• _PROVIDED INFORMATION_:
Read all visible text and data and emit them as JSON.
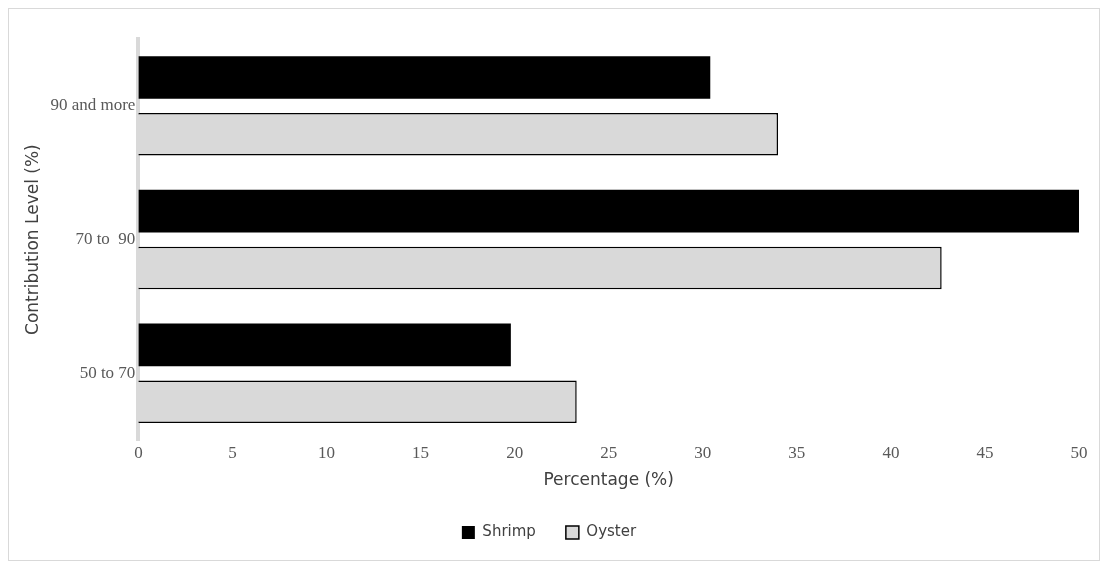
{
  "chart_data": {
    "type": "bar",
    "orientation": "horizontal",
    "xlabel": "Percentage (%)",
    "ylabel": "Contribution Level (%)",
    "categories": [
      "90 and more",
      "70 to  90",
      "50 to 70"
    ],
    "series": [
      {
        "name": "Shrimp",
        "color": "#000000",
        "values": [
          30.4,
          50,
          19.8
        ]
      },
      {
        "name": "Oyster",
        "color": "#d9d9d9",
        "values": [
          34.0,
          42.7,
          23.3
        ]
      }
    ],
    "xlim": [
      0,
      50
    ],
    "xticks": [
      0,
      5,
      10,
      15,
      20,
      25,
      30,
      35,
      40,
      45,
      50
    ],
    "grid": false,
    "legend": "bottom"
  }
}
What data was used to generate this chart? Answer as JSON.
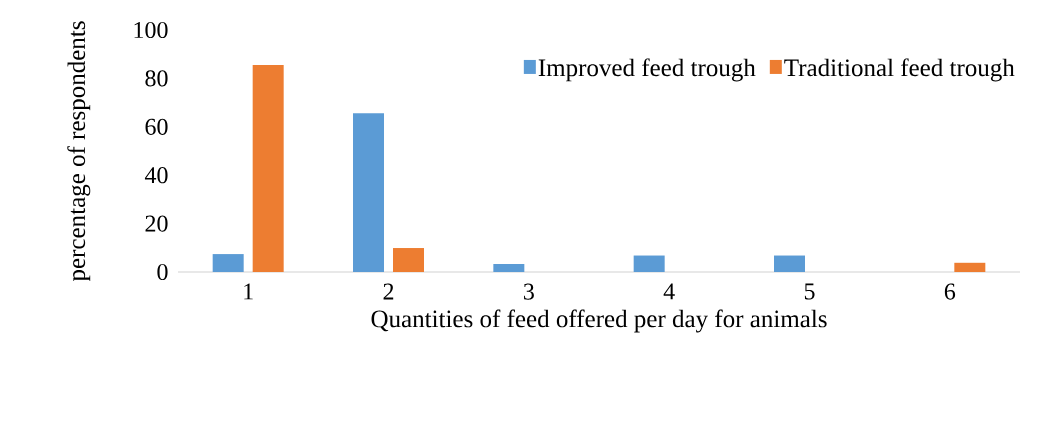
{
  "chart_data": {
    "type": "bar",
    "xlabel": "Quantities of feed offered per day for animals",
    "ylabel": "percentage of respondents",
    "categories": [
      "1",
      "2",
      "3",
      "4",
      "5",
      "6"
    ],
    "series": [
      {
        "name": "Improved feed trough",
        "color": "#5b9bd5",
        "values": [
          7.4,
          65.6,
          3.3,
          6.8,
          6.8,
          0
        ]
      },
      {
        "name": "Traditional feed trough",
        "color": "#ed7d31",
        "values": [
          85.5,
          9.9,
          0,
          0,
          0,
          3.8
        ]
      }
    ],
    "ylim": [
      0,
      100
    ],
    "yticks": [
      0,
      20,
      40,
      60,
      80,
      100
    ],
    "grid": false,
    "legend": "top right"
  }
}
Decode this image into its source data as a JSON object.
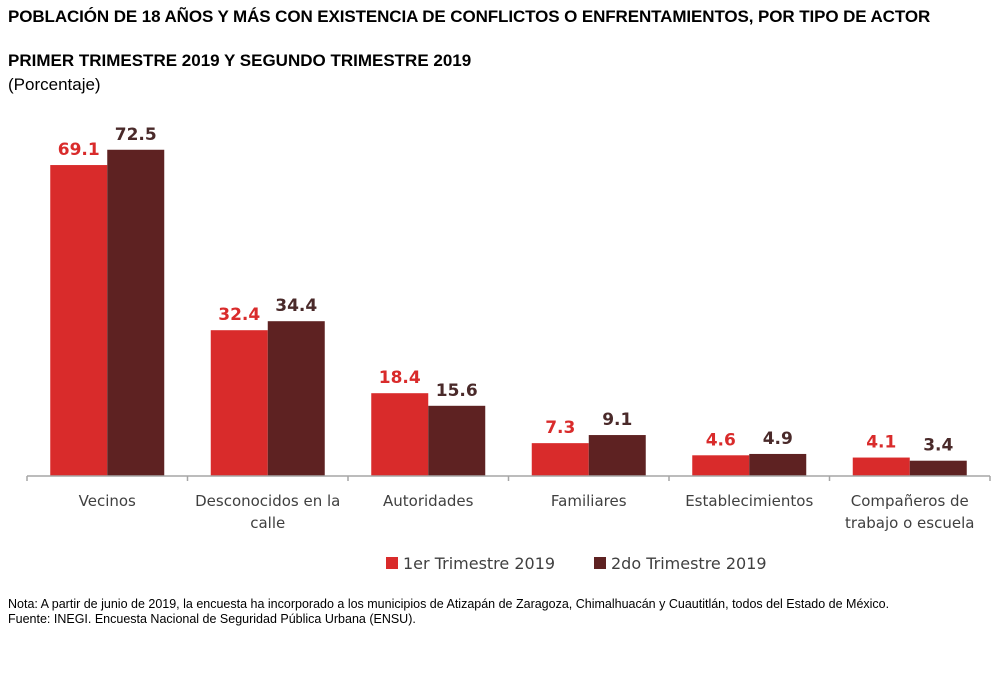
{
  "header": {
    "title": "POBLACIÓN DE 18 AÑOS Y MÁS CON EXISTENCIA DE CONFLICTOS O ENFRENTAMIENTOS, POR TIPO DE ACTOR",
    "subtitle": "PRIMER TRIMESTRE 2019 Y SEGUNDO TRIMESTRE 2019",
    "unit": "(Porcentaje)"
  },
  "chart_data": {
    "type": "bar",
    "title": "POBLACIÓN DE 18 AÑOS Y MÁS CON EXISTENCIA DE CONFLICTOS O ENFRENTAMIENTOS, POR TIPO DE ACTOR",
    "subtitle": "PRIMER TRIMESTRE 2019 Y SEGUNDO TRIMESTRE 2019",
    "xlabel": "",
    "ylabel": "(Porcentaje)",
    "ylim": [
      0,
      80
    ],
    "grid": false,
    "legend_position": "bottom",
    "categories": [
      [
        "Vecinos"
      ],
      [
        "Desconocidos en la",
        "calle"
      ],
      [
        "Autoridades"
      ],
      [
        "Familiares"
      ],
      [
        "Establecimientos"
      ],
      [
        "Compañeros de",
        "trabajo o escuela"
      ]
    ],
    "series": [
      {
        "name": "1er Trimestre 2019",
        "color": "#d92b2b",
        "label_color": "#d92b2b",
        "values": [
          69.1,
          32.4,
          18.4,
          7.3,
          4.6,
          4.1
        ]
      },
      {
        "name": "2do Trimestre 2019",
        "color": "#5e2222",
        "label_color": "#4a2a2a",
        "values": [
          72.5,
          34.4,
          15.6,
          9.1,
          4.9,
          3.4
        ]
      }
    ]
  },
  "notes": {
    "nota": "Nota: A partir de junio de 2019, la encuesta ha incorporado a los municipios de Atizapán de Zaragoza, Chimalhuacán y Cuautitlán, todos del Estado de México.",
    "fuente": "Fuente: INEGI. Encuesta Nacional de Seguridad Pública Urbana (ENSU)."
  }
}
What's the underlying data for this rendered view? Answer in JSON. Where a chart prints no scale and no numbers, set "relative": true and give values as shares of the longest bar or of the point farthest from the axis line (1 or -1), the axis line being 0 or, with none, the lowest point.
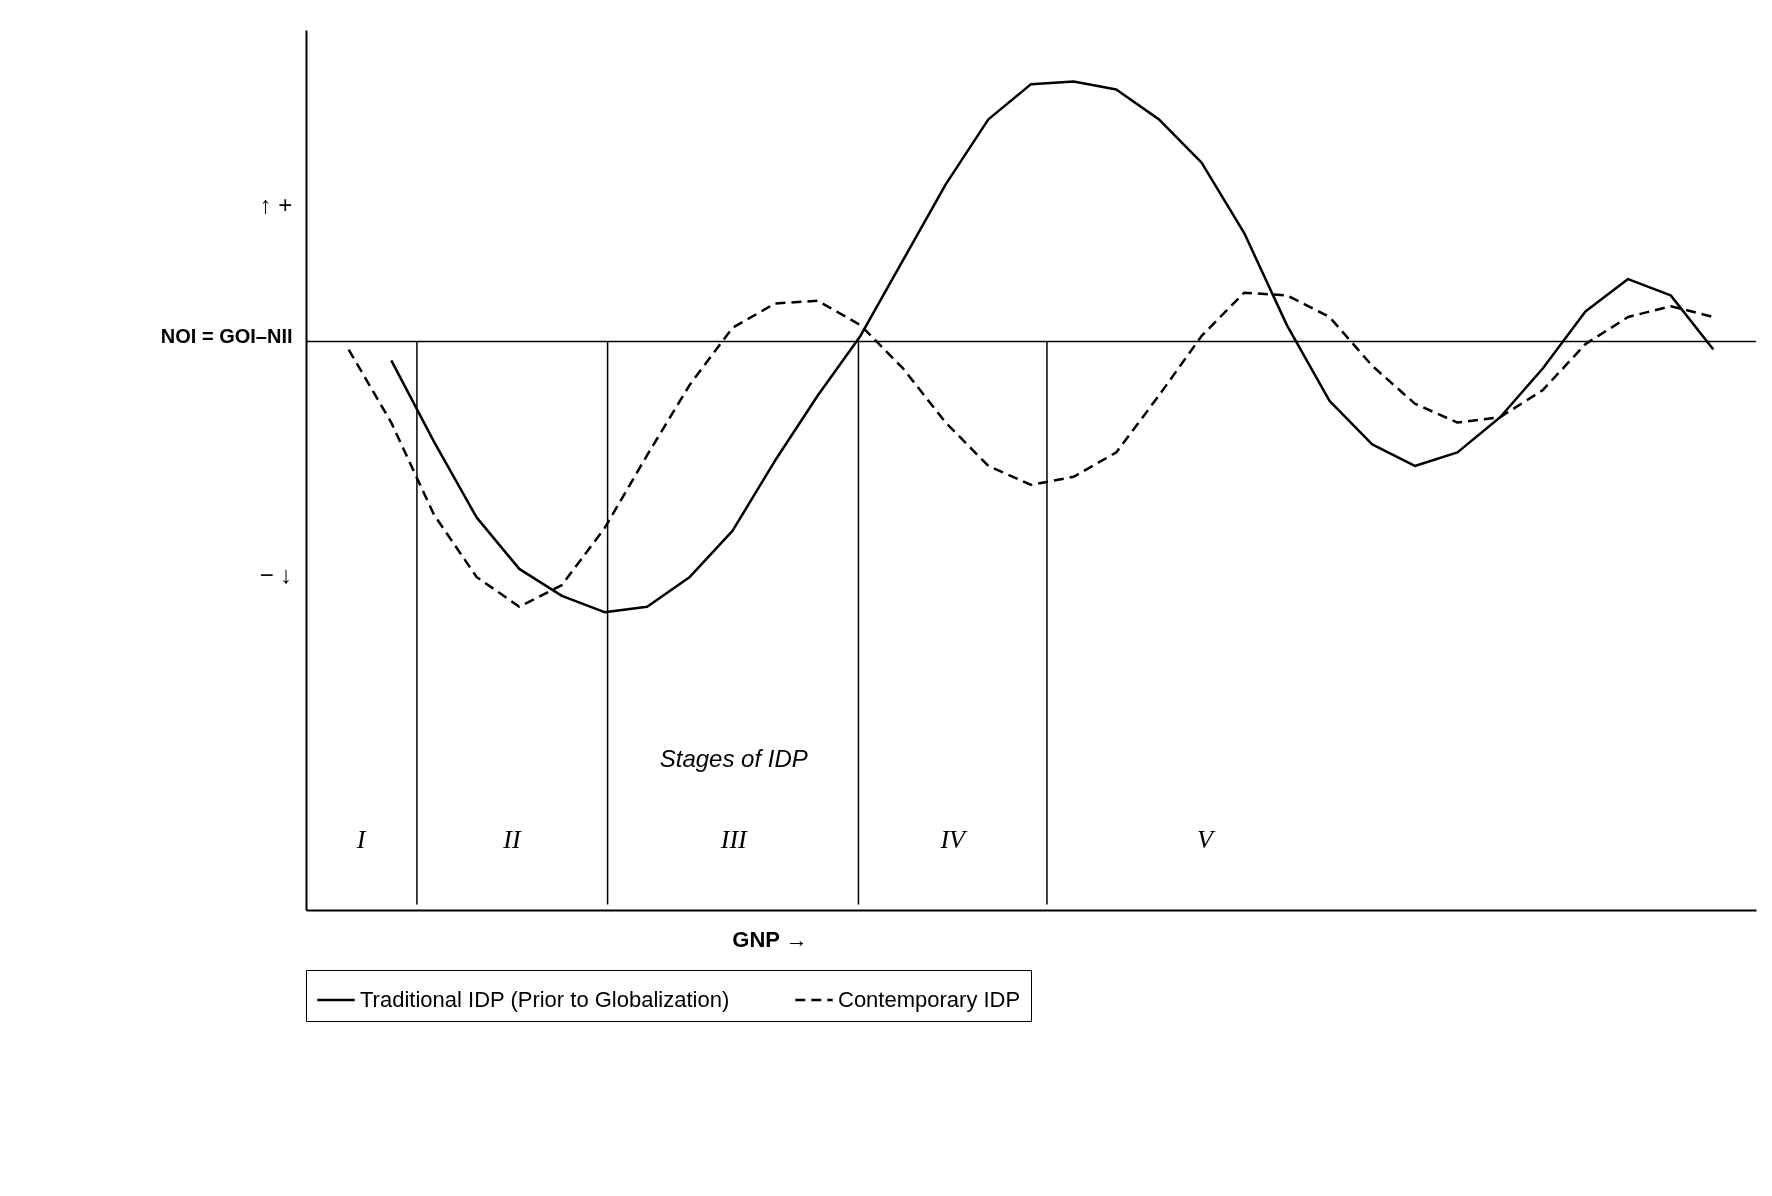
{
  "chart_data": {
    "type": "line",
    "relative": true,
    "ylabel": "NOI = GOI–NII",
    "grid": false,
    "legend": "bottom",
    "marker": "none",
    "categories": [
      null,
      null,
      null,
      null,
      null,
      null,
      null,
      null,
      null,
      null,
      null,
      null,
      null,
      null,
      null,
      null,
      null,
      null,
      null,
      null,
      null,
      null,
      null,
      null,
      null,
      null,
      null,
      null,
      null,
      null,
      null,
      null,
      null,
      null,
      null
    ],
    "series": [
      {
        "name": "Traditional IDP (Prior to Globalization)",
        "color": "#000000",
        "line_style": "solid",
        "values": [
          null,
          null,
          -0.07,
          -0.37,
          -0.65,
          -0.84,
          -0.94,
          -1,
          -0.98,
          -0.87,
          -0.7,
          -0.44,
          -0.2,
          0.02,
          0.3,
          0.58,
          0.82,
          0.95,
          0.96,
          0.93,
          0.82,
          0.66,
          0.4,
          0.06,
          -0.22,
          -0.38,
          -0.46,
          -0.41,
          -0.28,
          -0.1,
          0.11,
          0.23,
          0.17,
          -0.03,
          null
        ]
      },
      {
        "name": "Contemporary IDP",
        "color": "#000000",
        "line_style": "dashed",
        "values": [
          null,
          -0.03,
          -0.3,
          -0.64,
          -0.87,
          -0.98,
          -0.9,
          -0.69,
          -0.42,
          -0.16,
          0.05,
          0.14,
          0.15,
          0.06,
          -0.1,
          -0.3,
          -0.46,
          -0.53,
          -0.5,
          -0.41,
          -0.2,
          0.02,
          0.18,
          0.17,
          0.09,
          -0.09,
          -0.23,
          -0.3,
          -0.28,
          -0.18,
          -0.01,
          0.09,
          0.13,
          0.09,
          null
        ]
      }
    ],
    "annotations": [
      "↑ +",
      "− ↓",
      "Stages of IDP",
      "I",
      "II",
      "III",
      "IV",
      "V",
      "GNP →"
    ]
  }
}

• _TASK GOAL_: Indicate how many lines of the material include the word "What"; the number alone is required.

• _EXERCISE OUTPUT_: 2